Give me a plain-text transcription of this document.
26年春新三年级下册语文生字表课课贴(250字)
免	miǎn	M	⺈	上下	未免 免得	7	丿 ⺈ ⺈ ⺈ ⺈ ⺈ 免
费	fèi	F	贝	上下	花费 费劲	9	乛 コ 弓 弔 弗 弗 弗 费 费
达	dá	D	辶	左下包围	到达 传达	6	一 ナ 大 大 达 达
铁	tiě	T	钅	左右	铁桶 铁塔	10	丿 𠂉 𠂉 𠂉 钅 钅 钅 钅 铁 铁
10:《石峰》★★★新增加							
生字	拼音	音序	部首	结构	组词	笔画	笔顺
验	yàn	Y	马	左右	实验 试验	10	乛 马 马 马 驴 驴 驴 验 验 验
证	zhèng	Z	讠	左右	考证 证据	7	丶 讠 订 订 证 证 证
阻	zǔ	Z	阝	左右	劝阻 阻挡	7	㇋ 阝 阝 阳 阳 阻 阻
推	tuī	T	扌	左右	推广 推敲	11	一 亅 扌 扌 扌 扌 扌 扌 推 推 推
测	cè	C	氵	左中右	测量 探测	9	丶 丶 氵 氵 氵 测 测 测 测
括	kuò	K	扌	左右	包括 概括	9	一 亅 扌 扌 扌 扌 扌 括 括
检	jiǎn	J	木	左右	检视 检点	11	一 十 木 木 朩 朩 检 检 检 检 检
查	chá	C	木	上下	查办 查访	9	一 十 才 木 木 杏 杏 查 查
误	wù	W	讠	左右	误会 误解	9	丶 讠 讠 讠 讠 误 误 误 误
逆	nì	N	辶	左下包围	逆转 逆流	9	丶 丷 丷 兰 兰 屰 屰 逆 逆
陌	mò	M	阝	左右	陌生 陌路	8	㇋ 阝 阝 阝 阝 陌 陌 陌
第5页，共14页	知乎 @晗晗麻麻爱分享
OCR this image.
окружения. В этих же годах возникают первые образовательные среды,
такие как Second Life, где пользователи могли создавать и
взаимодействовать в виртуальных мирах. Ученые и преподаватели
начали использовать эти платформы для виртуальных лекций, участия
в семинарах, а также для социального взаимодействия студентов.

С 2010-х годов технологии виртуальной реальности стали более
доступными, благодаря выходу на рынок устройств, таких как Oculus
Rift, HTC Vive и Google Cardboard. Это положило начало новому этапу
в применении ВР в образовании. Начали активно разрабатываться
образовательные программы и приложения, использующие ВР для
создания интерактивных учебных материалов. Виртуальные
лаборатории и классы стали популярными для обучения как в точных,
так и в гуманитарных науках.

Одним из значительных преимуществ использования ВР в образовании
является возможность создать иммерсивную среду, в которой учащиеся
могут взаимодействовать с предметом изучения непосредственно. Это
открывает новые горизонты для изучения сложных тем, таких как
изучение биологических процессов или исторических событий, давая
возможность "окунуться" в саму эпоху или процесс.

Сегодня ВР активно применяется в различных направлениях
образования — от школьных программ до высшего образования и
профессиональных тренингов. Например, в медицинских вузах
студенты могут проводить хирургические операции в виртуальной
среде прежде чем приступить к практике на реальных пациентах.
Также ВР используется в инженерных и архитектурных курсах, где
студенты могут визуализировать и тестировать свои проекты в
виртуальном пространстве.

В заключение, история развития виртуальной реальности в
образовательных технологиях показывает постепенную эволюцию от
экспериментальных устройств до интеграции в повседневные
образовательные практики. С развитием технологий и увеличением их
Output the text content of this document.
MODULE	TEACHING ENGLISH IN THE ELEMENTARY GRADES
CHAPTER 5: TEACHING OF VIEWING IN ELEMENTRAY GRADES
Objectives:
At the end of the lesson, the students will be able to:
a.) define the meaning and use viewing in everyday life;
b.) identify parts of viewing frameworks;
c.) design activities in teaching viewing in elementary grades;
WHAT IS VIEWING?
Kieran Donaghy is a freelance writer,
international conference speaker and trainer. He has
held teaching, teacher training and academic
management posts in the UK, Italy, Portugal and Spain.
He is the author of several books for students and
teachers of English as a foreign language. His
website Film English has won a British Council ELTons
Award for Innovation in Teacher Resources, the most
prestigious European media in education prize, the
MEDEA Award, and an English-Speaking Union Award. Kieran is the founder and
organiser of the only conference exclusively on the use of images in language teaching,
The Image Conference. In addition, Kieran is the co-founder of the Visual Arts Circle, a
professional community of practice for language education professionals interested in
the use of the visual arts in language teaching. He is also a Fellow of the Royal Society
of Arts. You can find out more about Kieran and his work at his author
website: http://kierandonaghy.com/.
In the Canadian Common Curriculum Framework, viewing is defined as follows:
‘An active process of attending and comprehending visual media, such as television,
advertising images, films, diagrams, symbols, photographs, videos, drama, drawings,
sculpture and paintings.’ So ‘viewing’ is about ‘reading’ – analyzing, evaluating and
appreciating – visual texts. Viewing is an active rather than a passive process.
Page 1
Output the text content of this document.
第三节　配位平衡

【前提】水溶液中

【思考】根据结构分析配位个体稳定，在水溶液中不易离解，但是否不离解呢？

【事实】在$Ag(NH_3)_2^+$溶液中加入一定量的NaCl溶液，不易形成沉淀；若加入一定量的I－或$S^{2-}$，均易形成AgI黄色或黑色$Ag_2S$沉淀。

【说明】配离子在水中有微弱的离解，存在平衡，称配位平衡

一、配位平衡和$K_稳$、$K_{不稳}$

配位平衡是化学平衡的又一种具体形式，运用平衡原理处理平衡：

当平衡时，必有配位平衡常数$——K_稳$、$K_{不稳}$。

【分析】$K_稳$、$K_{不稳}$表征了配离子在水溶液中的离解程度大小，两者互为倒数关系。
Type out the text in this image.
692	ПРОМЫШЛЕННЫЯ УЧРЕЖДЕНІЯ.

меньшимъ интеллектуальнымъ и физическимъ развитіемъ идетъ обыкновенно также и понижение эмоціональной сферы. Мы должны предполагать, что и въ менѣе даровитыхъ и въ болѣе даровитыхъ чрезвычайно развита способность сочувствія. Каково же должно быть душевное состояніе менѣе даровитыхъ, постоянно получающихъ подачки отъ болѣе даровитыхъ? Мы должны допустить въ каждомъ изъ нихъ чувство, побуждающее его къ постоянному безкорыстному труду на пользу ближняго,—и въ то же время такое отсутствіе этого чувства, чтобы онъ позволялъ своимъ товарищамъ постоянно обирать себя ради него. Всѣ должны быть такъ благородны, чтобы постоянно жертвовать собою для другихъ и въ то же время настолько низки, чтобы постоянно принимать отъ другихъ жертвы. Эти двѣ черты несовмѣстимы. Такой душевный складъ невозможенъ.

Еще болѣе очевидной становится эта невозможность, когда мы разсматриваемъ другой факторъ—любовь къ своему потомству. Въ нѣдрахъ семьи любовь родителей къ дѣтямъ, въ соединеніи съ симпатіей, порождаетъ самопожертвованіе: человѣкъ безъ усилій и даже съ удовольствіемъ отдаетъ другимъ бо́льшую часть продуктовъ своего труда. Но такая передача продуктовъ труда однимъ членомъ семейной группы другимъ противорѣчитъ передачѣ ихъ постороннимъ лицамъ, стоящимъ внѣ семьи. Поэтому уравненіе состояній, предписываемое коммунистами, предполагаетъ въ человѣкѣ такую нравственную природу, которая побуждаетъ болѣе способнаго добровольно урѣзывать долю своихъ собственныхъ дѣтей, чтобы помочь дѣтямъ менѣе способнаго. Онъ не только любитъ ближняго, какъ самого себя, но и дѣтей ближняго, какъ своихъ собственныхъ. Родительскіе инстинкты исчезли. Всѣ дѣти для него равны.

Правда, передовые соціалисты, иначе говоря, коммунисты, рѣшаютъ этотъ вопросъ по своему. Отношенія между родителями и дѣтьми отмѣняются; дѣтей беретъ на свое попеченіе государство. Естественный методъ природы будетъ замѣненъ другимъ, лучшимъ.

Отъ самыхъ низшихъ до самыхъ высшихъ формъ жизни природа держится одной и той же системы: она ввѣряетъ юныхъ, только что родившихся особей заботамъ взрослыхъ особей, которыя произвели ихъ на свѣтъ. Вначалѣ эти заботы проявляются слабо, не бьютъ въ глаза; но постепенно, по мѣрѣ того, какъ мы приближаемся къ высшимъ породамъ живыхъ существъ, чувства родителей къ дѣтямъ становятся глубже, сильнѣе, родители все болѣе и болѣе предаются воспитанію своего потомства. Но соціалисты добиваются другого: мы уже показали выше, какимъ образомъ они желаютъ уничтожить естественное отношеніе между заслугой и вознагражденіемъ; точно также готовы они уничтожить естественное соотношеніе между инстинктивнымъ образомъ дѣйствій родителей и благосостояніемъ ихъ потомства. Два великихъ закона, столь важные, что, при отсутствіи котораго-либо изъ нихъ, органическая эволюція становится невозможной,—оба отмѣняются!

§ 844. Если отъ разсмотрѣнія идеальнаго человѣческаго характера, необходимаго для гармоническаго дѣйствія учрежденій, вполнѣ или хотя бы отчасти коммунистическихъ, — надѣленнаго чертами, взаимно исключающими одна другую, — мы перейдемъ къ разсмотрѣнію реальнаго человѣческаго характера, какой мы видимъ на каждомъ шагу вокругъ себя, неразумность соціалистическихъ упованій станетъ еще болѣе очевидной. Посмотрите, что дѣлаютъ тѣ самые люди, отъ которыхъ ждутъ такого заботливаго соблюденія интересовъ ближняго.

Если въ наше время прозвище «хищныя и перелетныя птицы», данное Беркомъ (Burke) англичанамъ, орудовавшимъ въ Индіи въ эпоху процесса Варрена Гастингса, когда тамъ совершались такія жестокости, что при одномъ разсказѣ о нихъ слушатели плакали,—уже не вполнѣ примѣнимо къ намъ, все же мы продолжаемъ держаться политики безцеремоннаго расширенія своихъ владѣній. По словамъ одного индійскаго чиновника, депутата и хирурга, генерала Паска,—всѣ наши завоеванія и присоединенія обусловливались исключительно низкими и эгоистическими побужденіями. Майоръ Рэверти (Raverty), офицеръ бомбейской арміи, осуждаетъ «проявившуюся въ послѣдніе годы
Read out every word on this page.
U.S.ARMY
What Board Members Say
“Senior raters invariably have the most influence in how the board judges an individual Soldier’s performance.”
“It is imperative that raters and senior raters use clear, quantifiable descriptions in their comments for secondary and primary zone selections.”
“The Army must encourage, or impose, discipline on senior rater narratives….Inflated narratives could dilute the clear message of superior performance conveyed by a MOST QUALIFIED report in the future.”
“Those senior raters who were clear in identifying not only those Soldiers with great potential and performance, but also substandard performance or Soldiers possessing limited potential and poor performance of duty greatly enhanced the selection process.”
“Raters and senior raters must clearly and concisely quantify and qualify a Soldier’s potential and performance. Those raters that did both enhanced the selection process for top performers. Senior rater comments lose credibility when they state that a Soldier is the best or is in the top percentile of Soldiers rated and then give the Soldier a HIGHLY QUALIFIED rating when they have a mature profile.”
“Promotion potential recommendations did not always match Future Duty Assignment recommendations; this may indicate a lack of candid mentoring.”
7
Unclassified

^^^^

List all lines in the material containing the string "language".

■ **OUTPUT BELOW**:
teachers of English as a foreign language. His
organiser of the only conference exclusively on the use of images in language teaching,
professional community of practice for language education professionals interested in
the use of the visual arts in language teaching. He is also a Fellow of the Royal Society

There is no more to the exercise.